## What this task involves
The lines to transcribe begin with the one containing "Transcribe this image's" and end with the last line below; reproduce them exactly, without the pictures.

#### Data supplied ####

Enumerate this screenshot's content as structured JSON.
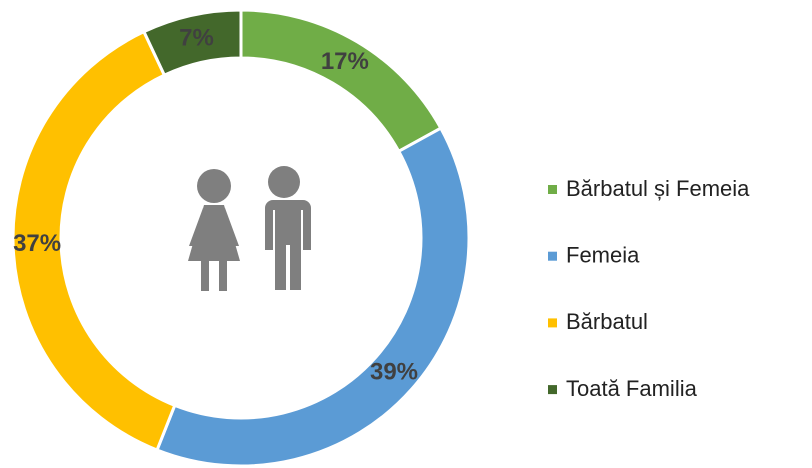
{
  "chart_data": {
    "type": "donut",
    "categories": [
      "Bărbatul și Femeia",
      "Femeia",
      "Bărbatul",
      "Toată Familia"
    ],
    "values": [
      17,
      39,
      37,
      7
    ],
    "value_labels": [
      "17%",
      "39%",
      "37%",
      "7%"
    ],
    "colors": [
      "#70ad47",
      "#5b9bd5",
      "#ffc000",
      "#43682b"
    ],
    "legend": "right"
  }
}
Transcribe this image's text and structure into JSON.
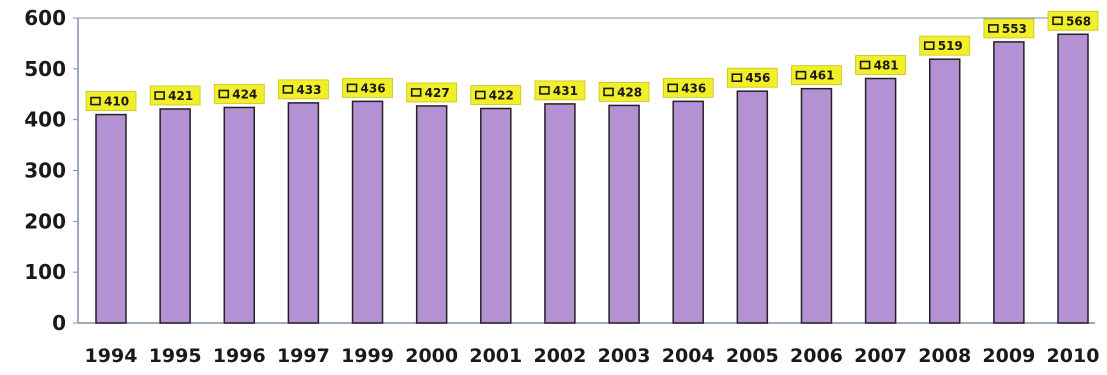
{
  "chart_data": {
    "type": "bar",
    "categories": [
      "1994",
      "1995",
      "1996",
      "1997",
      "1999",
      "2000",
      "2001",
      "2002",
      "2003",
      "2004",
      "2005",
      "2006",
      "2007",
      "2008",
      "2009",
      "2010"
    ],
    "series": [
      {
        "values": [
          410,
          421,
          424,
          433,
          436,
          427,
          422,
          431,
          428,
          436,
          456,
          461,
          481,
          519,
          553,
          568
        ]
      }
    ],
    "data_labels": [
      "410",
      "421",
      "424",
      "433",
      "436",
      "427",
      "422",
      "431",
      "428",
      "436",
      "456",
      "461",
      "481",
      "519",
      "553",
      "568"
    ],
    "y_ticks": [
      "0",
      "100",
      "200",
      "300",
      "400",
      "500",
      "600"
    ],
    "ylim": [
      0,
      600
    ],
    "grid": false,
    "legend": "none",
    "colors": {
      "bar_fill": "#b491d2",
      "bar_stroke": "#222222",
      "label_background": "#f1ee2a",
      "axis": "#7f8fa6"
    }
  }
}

####

## Reply
Transcribe this image's text and structure into JSON.
{
  "chart_data": {
    "type": "bar",
    "categories": [
      "1994",
      "1995",
      "1996",
      "1997",
      "1999",
      "2000",
      "2001",
      "2002",
      "2003",
      "2004",
      "2005",
      "2006",
      "2007",
      "2008",
      "2009",
      "2010"
    ],
    "series": [
      {
        "values": [
          410,
          421,
          424,
          433,
          436,
          427,
          422,
          431,
          428,
          436,
          456,
          461,
          481,
          519,
          553,
          568
        ]
      }
    ],
    "data_labels": [
      "410",
      "421",
      "424",
      "433",
      "436",
      "427",
      "422",
      "431",
      "428",
      "436",
      "456",
      "461",
      "481",
      "519",
      "553",
      "568"
    ],
    "y_ticks": [
      "0",
      "100",
      "200",
      "300",
      "400",
      "500",
      "600"
    ],
    "ylim": [
      0,
      600
    ],
    "grid": false,
    "legend": "none",
    "colors": {
      "bar_fill": "#b491d2",
      "bar_stroke": "#222222",
      "label_background": "#f1ee2a",
      "axis": "#7f8fa6"
    }
  }
}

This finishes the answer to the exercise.